**What to do**
Copy each line of the data below with the word "Fourier".

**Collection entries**
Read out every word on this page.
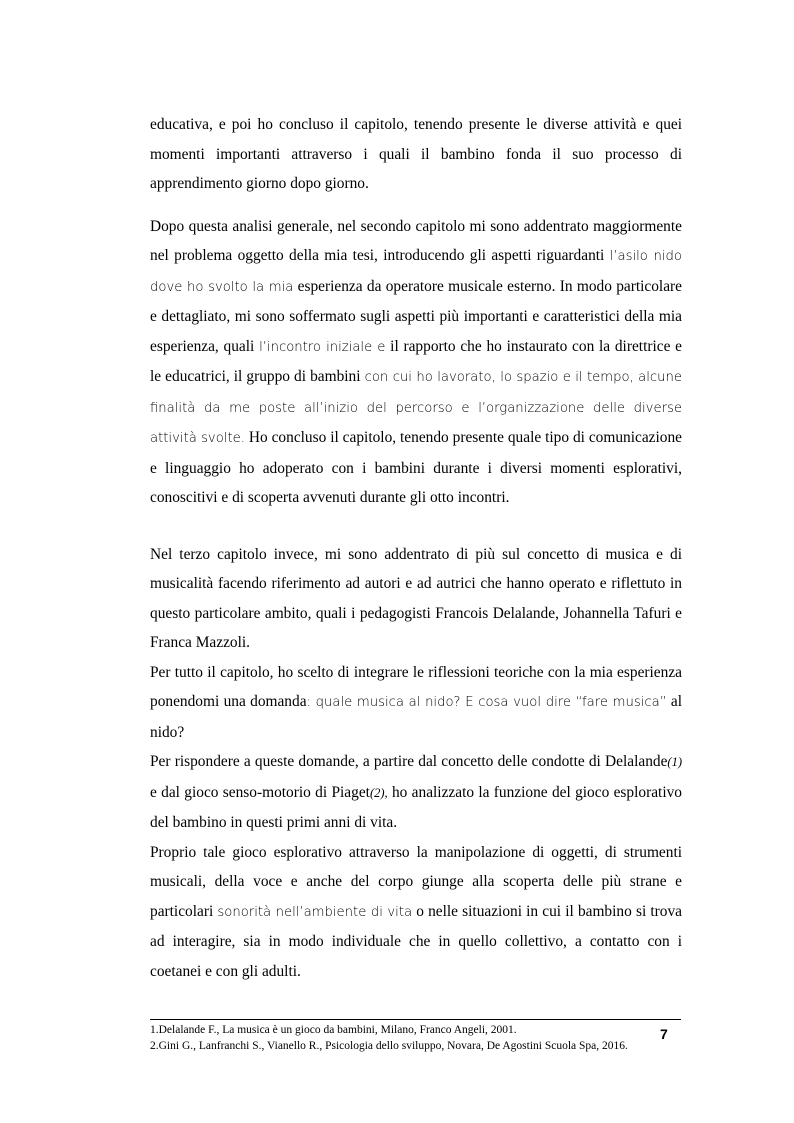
educativa, e poi ho concluso il capitolo, tenendo presente le diverse attività e quei momenti importanti attraverso i quali il bambino fonda il suo processo di apprendimento giorno dopo giorno.

Dopo questa analisi generale, nel secondo capitolo mi sono addentrato maggiormente nel problema oggetto della mia tesi, introducendo gli aspetti riguardanti l’asilo nido dove ho svolto la mia esperienza da operatore musicale esterno. In modo particolare e dettagliato, mi sono soffermato sugli aspetti più importanti e caratteristici della mia esperienza, quali l’incontro iniziale e il rapporto che ho instaurato con la direttrice e le educatrici, il gruppo di bambini con cui ho lavorato, lo spazio e il tempo, alcune finalità da me poste all’inizio del percorso e l’organizzazione delle diverse attività svolte. Ho concluso il capitolo, tenendo presente quale tipo di comunicazione e linguaggio ho adoperato con i bambini durante i diversi momenti esplorativi, conoscitivi e di scoperta avvenuti durante gli otto incontri.

Nel terzo capitolo invece, mi sono addentrato di più sul concetto di musica e di musicalità facendo riferimento ad autori e ad autrici che hanno operato e riflettuto in questo particolare ambito, quali i pedagogisti Francois Delalande, Johannella Tafuri e Franca Mazzoli.

Per tutto il capitolo, ho scelto di integrare le riflessioni teoriche con la mia esperienza ponendomi una domanda: quale musica al nido? E cosa vuol dire “fare musica” al nido?

Per rispondere a queste domande, a partire dal concetto delle condotte di Delalande(1) e dal gioco senso-motorio di Piaget(2), ho analizzato la funzione del gioco esplorativo del bambino in questi primi anni di vita.

Proprio tale gioco esplorativo attraverso la manipolazione di oggetti, di strumenti musicali, della voce e anche del corpo giunge alla scoperta delle più strane e particolari sonorità nell’ambiente di vita o nelle situazioni in cui il bambino si trova ad interagire, sia in modo individuale che in quello collettivo, a contatto con i coetanei e con gli adulti.

1.Delalande F., La musica è un gioco da bambini, Milano, Franco Angeli, 2001.

2.Gini G., Lanfranchi S., Vianello R., Psicologia dello sviluppo, Novara, De Agostini Scuola Spa, 2016.

7
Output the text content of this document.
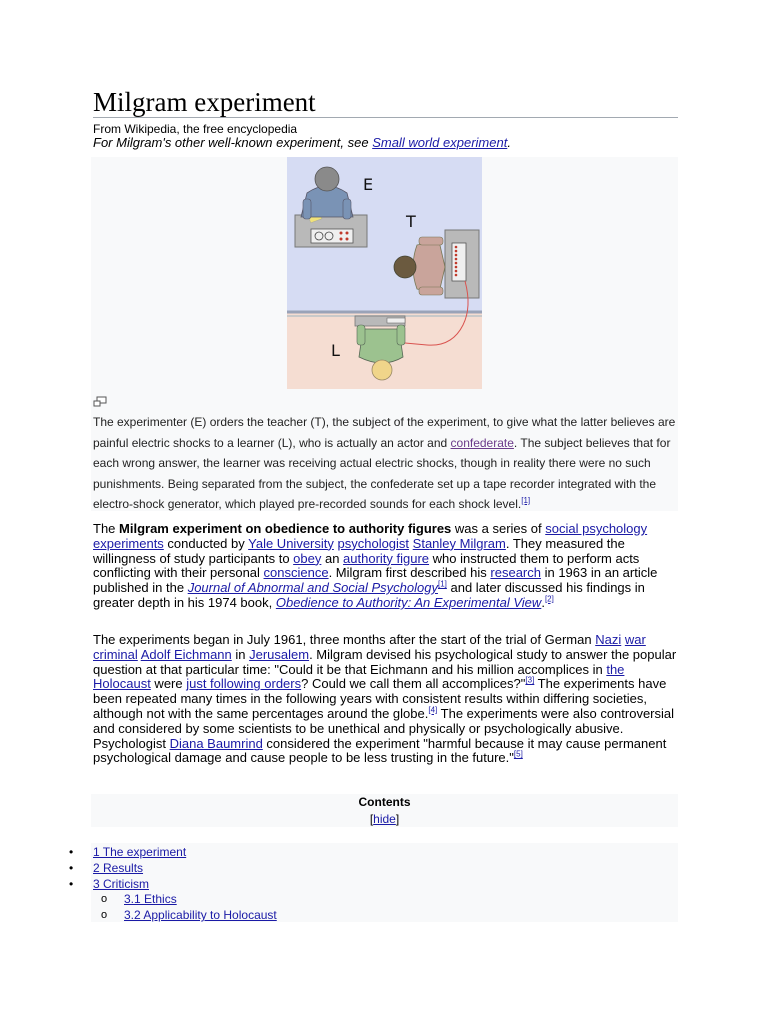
Milgram experiment
From Wikipedia, the free encyclopedia
For Milgram's other well-known experiment, see Small world experiment.
E
T
L
The experimenter (E) orders the teacher (T), the subject of the experiment, to give what the latter believes are painful electric shocks to a learner (L), who is actually an actor and confederate. The subject believes that for each wrong answer, the learner was receiving actual electric shocks, though in reality there were no such punishments. Being separated from the subject, the confederate set up a tape recorder integrated with the electro-shock generator, which played pre-recorded sounds for each shock level.[1]

The Milgram experiment on obedience to authority figures was a series of social psychology experiments conducted by Yale University psychologist Stanley Milgram. They measured the willingness of study participants to obey an authority figure who instructed them to perform acts conflicting with their personal conscience. Milgram first described his research in 1963 in an article published in the Journal of Abnormal and Social Psychology[1] and later discussed his findings in greater depth in his 1974 book, Obedience to Authority: An Experimental View.[2]

The experiments began in July 1961, three months after the start of the trial of German Nazi war criminal Adolf Eichmann in Jerusalem. Milgram devised his psychological study to answer the popular question at that particular time: "Could it be that Eichmann and his million accomplices in the Holocaust were just following orders? Could we call them all accomplices?"[3] The experiments have been repeated many times in the following years with consistent results within differing societies, although not with the same percentages around the globe.[4] The experiments were also controversial and considered by some scientists to be unethical and physically or psychologically abusive. Psychologist Diana Baumrind considered the experiment "harmful because it may cause permanent psychological damage and cause people to be less trusting in the future."[5]

Contents
[hide]
•
•
•
o
o
1 The experiment
2 Results
3 Criticism
3.1 Ethics
3.2 Applicability to Holocaust
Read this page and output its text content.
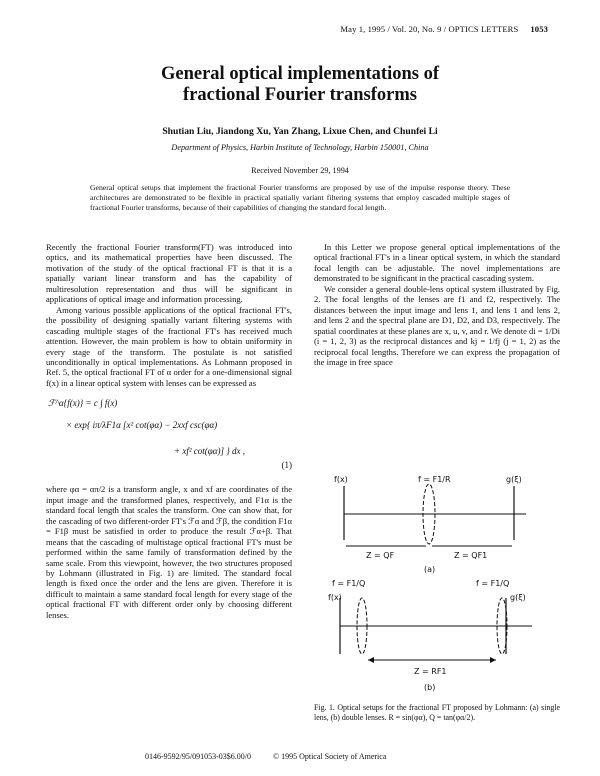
May 1, 1995 / Vol. 20, No. 9 / OPTICS LETTERS 1053
General optical implementations of
fractional Fourier transforms
Shutian Liu, Jiandong Xu, Yan Zhang, Lixue Chen, and Chunfei Li
Department of Physics, Harbin Institute of Technology, Harbin 150001, China
Received November 29, 1994
General optical setups that implement the fractional Fourier transforms are proposed by use of the impulse response theory. These architectures are demonstrated to be flexible in practical spatially variant filtering systems that employ cascaded multiple stages of fractional Fourier transforms, because of their capabilities of changing the standard focal length.

Recently the fractional Fourier transform(FT) was introduced into optics, and its mathematical properties have been discussed. The motivation of the study of the optical fractional FT is that it is a spatially variant linear transform and has the capability of multiresolution representation and thus will be significant in applications of optical image and information processing.

Among various possible applications of the optical fractional FT's, the possibility of designing spatially variant filtering systems with cascading multiple stages of the fractional FT's has received much attention. However, the main problem is how to obtain uniformity in every stage of the transform. The postulate is not satisfied unconditionally in optical implementations. As Lohmann proposed in Ref. 5, the optical fractional FT of α order for a one-dimensional signal f(x) in a linear optical system with lenses can be expressed as

ℱ^α{f(x)} = c ∫ f(x)
× exp{ iπ/λF1α [x² cot(φα) − 2xxf csc(φα)
+ xf² cot(φα)] } dx ,
(1)

where φα = απ/2 is a transform angle, x and xf are coordinates of the input image and the transformed planes, respectively, and F1α is the standard focal length that scales the transform. One can show that, for the cascading of two different-order FT's ℱα and ℱβ, the condition F1α = F1β must be satisfied in order to produce the result ℱα+β. That means that the cascading of multistage optical fractional FT's must be performed within the same family of transformation defined by the same scale. From this viewpoint, however, the two structures proposed by Lohmann (illustrated in Fig. 1) are limited. The standard focal length is fixed once the order and the lens are given. Therefore it is difficult to maintain a same standard focal length for every stage of the optical fractional FT with different order only by choosing different lenses.

In this Letter we propose general optical implementations of the optical fractional FT's in a linear optical system, in which the standard focal length can be adjustable. The novel implementations are demonstrated to be significant in the practical cascading system.

We consider a general double-lens optical system illustrated by Fig. 2. The focal lengths of the lenses are f1 and f2, respectively. The distances between the input image and lens 1, and lens 1 and lens 2, and lens 2 and the spectral plane are D1, D2, and D3, respectively. The spatial coordinates at these planes are x, u, v, and r. We denote di = 1/Di (i = 1, 2, 3) as the reciprocal distances and kj = 1/fj (j = 1, 2) as the reciprocal focal lengths. Therefore we can express the propagation of the image in free space

f(x)	f = F1/R	g(ξ)
Z = QF	Z = QF1
(a)
f = F1/Q	f = F1/Q
f(x)	g(ξ)
Z = RF1
(b)
Fig. 1. Optical setups for the fractional FT proposed by Lohmann: (a) single lens, (b) double lenses. R = sin(φα), Q = tan(φα/2).
0146-9592/95/091053-03$6.00/0	© 1995 Optical Society of America
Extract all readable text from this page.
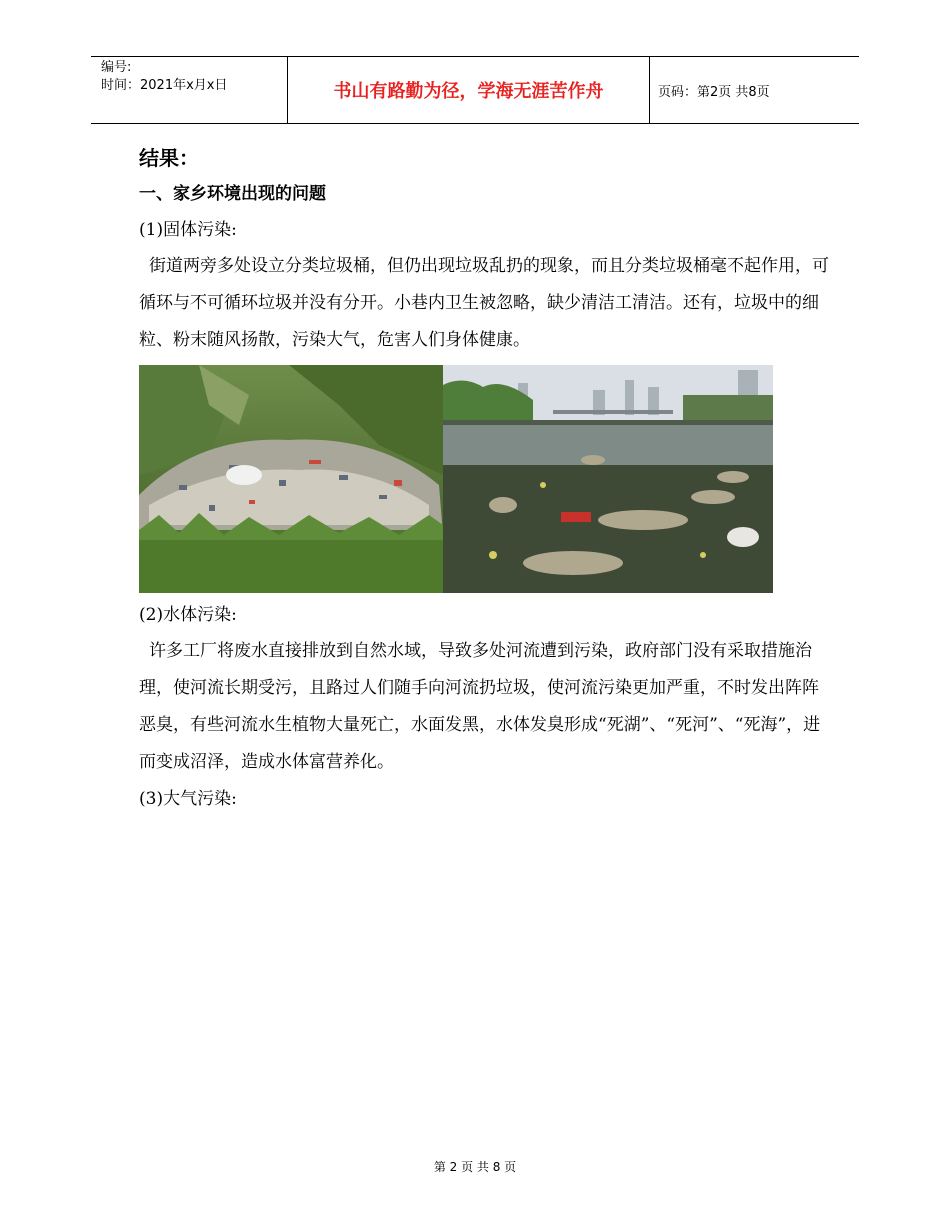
编号:
时间：2021年x月x日	书山有路勤为径，学海无涯苦作舟	页码：第2页 共8页

结果：

一、家乡环境出现的问题

(1)固体污染:

街道两旁多处设立分类垃圾桶，但仍出现垃圾乱扔的现象，而且分类垃圾桶毫不起作用，可循环与不可循环垃圾并没有分开。小巷内卫生被忽略，缺少清洁工清洁。还有，垃圾中的细粒、粉末随风扬散，污染大气，危害人们身体健康。

(2)水体污染:

许多工厂将废水直接排放到自然水域，导致多处河流遭到污染，政府部门没有采取措施治理，使河流长期受污，且路过人们随手向河流扔垃圾，使河流污染更加严重，不时发出阵阵恶臭，有些河流水生植物大量死亡，水面发黑，水体发臭形成“死湖”、“死河”、“死海”，进而变成沼泽，造成水体富营养化。

(3)大气污染:

第 2 页 共 8 页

**Task output**
fractional Fourier transforms
General optical setups that implement the fractional Fourier transforms are proposed by use of the impulse response theory. These architectures are demonstrated to be flexible in practical spatially variant filtering systems that employ cascaded multiple stages of fractional Fourier transforms, because of their capabilities of changing the standard focal length.
Recently the fractional Fourier transform(FT) was introduced into optics, and its mathematical properties have been discussed. The motivation of the study of the optical fractional FT is that it is a spatially variant linear transform and has the capability of multiresolution representation and thus will be significant in applications of optical image and information processing.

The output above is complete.